### What is required
Please transcribe the records precisely; pictures stay out of your copy.

** START OF Data to use **

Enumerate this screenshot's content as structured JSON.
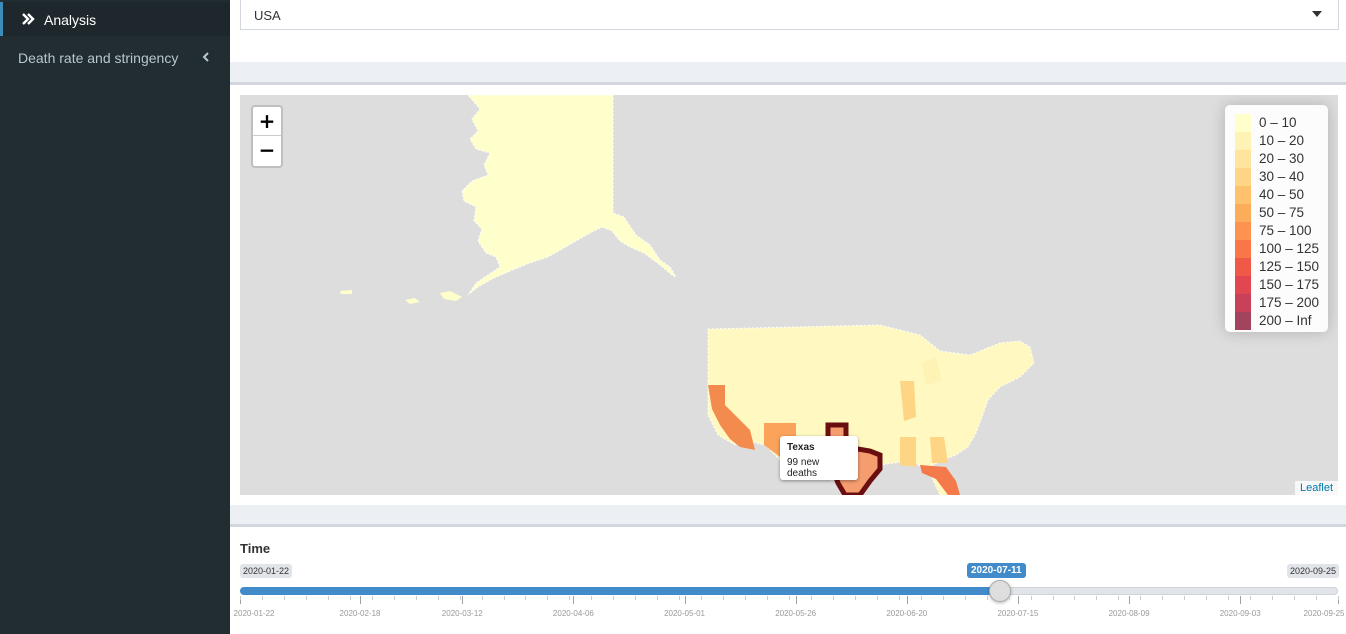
{
  "sidebar": {
    "active_item": {
      "label": "Analysis",
      "icon": "double-chevron-right-icon"
    },
    "items": [
      {
        "label": "Death rate and stringency",
        "icon": "chevron-left-icon"
      }
    ]
  },
  "country_select": {
    "value": "USA"
  },
  "map": {
    "zoom_in": "+",
    "zoom_out": "−",
    "attribution": "Leaflet",
    "legend": [
      {
        "label": "0 – 10",
        "color": "#ffffcc"
      },
      {
        "label": "10 – 20",
        "color": "#fff2b5"
      },
      {
        "label": "20 – 30",
        "color": "#ffe49d"
      },
      {
        "label": "30 – 40",
        "color": "#fed585"
      },
      {
        "label": "40 – 50",
        "color": "#fec26c"
      },
      {
        "label": "50 – 75",
        "color": "#fdac5a"
      },
      {
        "label": "75 – 100",
        "color": "#fc9350"
      },
      {
        "label": "100 – 125",
        "color": "#f97649"
      },
      {
        "label": "125 – 150",
        "color": "#ef5a48"
      },
      {
        "label": "150 – 175",
        "color": "#e04750"
      },
      {
        "label": "175 – 200",
        "color": "#c8405a"
      },
      {
        "label": "200 – Inf",
        "color": "#a3445e"
      }
    ],
    "tooltip": {
      "title": "Texas",
      "text": "99 new deaths"
    }
  },
  "time_slider": {
    "label": "Time",
    "min": "2020-01-22",
    "max": "2020-09-25",
    "value": "2020-07-11",
    "ticks": [
      "2020-01-22",
      "2020-02-18",
      "2020-03-12",
      "2020-04-06",
      "2020-05-01",
      "2020-05-26",
      "2020-06-20",
      "2020-07-15",
      "2020-08-09",
      "2020-09-03",
      "2020-09-25"
    ]
  }
}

** END OF Data to use **

### Final result
Enumerate this screenshot's content as structured JSON.
{
  "sidebar": {
    "active_item": {
      "label": "Analysis",
      "icon": "double-chevron-right-icon"
    },
    "items": [
      {
        "label": "Death rate and stringency",
        "icon": "chevron-left-icon"
      }
    ]
  },
  "country_select": {
    "value": "USA"
  },
  "map": {
    "zoom_in": "+",
    "zoom_out": "−",
    "attribution": "Leaflet",
    "legend": [
      {
        "label": "0 – 10",
        "color": "#ffffcc"
      },
      {
        "label": "10 – 20",
        "color": "#fff2b5"
      },
      {
        "label": "20 – 30",
        "color": "#ffe49d"
      },
      {
        "label": "30 – 40",
        "color": "#fed585"
      },
      {
        "label": "40 – 50",
        "color": "#fec26c"
      },
      {
        "label": "50 – 75",
        "color": "#fdac5a"
      },
      {
        "label": "75 – 100",
        "color": "#fc9350"
      },
      {
        "label": "100 – 125",
        "color": "#f97649"
      },
      {
        "label": "125 – 150",
        "color": "#ef5a48"
      },
      {
        "label": "150 – 175",
        "color": "#e04750"
      },
      {
        "label": "175 – 200",
        "color": "#c8405a"
      },
      {
        "label": "200 – Inf",
        "color": "#a3445e"
      }
    ],
    "tooltip": {
      "title": "Texas",
      "text": "99 new deaths"
    }
  },
  "time_slider": {
    "label": "Time",
    "min": "2020-01-22",
    "max": "2020-09-25",
    "value": "2020-07-11",
    "ticks": [
      "2020-01-22",
      "2020-02-18",
      "2020-03-12",
      "2020-04-06",
      "2020-05-01",
      "2020-05-26",
      "2020-06-20",
      "2020-07-15",
      "2020-08-09",
      "2020-09-03",
      "2020-09-25"
    ]
  }
}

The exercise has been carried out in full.